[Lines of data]
────

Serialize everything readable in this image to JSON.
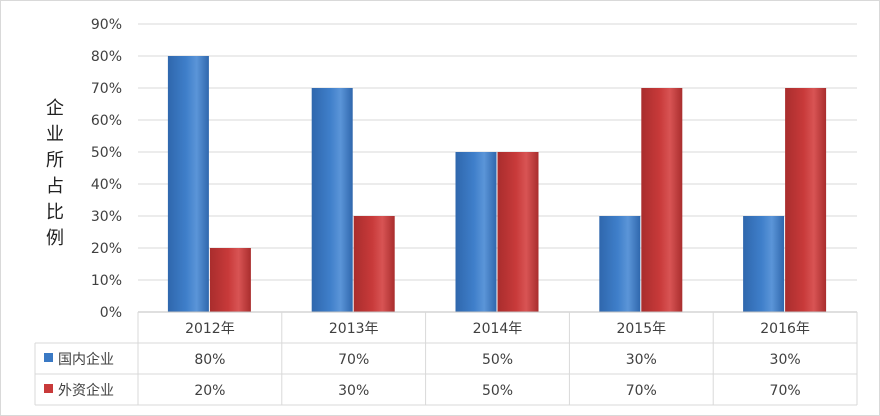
{
  "chart_data": {
    "type": "bar",
    "categories": [
      "2012年",
      "2013年",
      "2014年",
      "2015年",
      "2016年"
    ],
    "series": [
      {
        "name": "国内企业",
        "values": [
          80,
          70,
          50,
          30,
          30
        ],
        "color": "#3a79c4"
      },
      {
        "name": "外资企业",
        "values": [
          20,
          30,
          50,
          70,
          70
        ],
        "color": "#c83a3a"
      }
    ],
    "ylabel": "企业所占比例",
    "ylim": [
      0,
      90
    ],
    "yticks": [
      "0%",
      "10%",
      "20%",
      "30%",
      "40%",
      "50%",
      "60%",
      "70%",
      "80%",
      "90%"
    ],
    "table": {
      "rows": [
        {
          "label": "国内企业",
          "cells": [
            "80%",
            "70%",
            "50%",
            "30%",
            "30%"
          ]
        },
        {
          "label": "外资企业",
          "cells": [
            "20%",
            "30%",
            "50%",
            "70%",
            "70%"
          ]
        }
      ]
    },
    "grid": true,
    "legend": "data-table"
  }
}
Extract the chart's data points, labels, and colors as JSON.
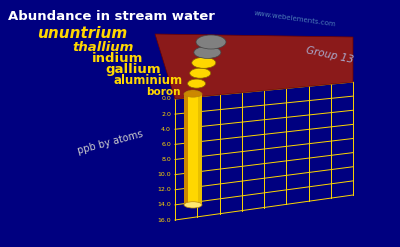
{
  "title": "Abundance in stream water",
  "ylabel": "ppb by atoms",
  "group_label": "Group 13",
  "watermark": "www.webelements.com",
  "elements": [
    "boron",
    "aluminium",
    "gallium",
    "indium",
    "thallium",
    "ununtrium"
  ],
  "values": [
    14.0,
    0.3,
    0.3,
    0.1,
    0.06,
    0.0
  ],
  "ylim": [
    0,
    16.0
  ],
  "yticks": [
    0.0,
    2.0,
    4.0,
    6.0,
    8.0,
    10.0,
    12.0,
    14.0,
    16.0
  ],
  "background_color": "#000080",
  "bar_color": "#FFD700",
  "base_color": "#8B1A1A",
  "dot_colors": [
    "#FF8C00",
    "#FFD700",
    "#FFD700",
    "#FFD700",
    "#808080",
    "#808080"
  ],
  "grid_color": "#FFD700",
  "title_color": "#FFFFFF",
  "label_color": "#FFD700",
  "tick_color": "#FFD700",
  "ppb_label_color": "#CCCCCC",
  "group_color": "#AAAACC",
  "watermark_color": "#5588BB"
}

────

:: INSTRUCTIONS TO FOLLOW ::
Output the span from the line with "Extract the chart's" through the last line of the data, inclusive and exact, and omit every picture.

:: IN RESPONSE ::
Extract the chart's data points, labels, and colors as JSON.
{
  "title": "Abundance in stream water",
  "ylabel": "ppb by atoms",
  "group_label": "Group 13",
  "watermark": "www.webelements.com",
  "elements": [
    "boron",
    "aluminium",
    "gallium",
    "indium",
    "thallium",
    "ununtrium"
  ],
  "values": [
    14.0,
    0.3,
    0.3,
    0.1,
    0.06,
    0.0
  ],
  "ylim": [
    0,
    16.0
  ],
  "yticks": [
    0.0,
    2.0,
    4.0,
    6.0,
    8.0,
    10.0,
    12.0,
    14.0,
    16.0
  ],
  "background_color": "#000080",
  "bar_color": "#FFD700",
  "base_color": "#8B1A1A",
  "dot_colors": [
    "#FF8C00",
    "#FFD700",
    "#FFD700",
    "#FFD700",
    "#808080",
    "#808080"
  ],
  "grid_color": "#FFD700",
  "title_color": "#FFFFFF",
  "label_color": "#FFD700",
  "tick_color": "#FFD700",
  "ppb_label_color": "#CCCCCC",
  "group_color": "#AAAACC",
  "watermark_color": "#5588BB"
}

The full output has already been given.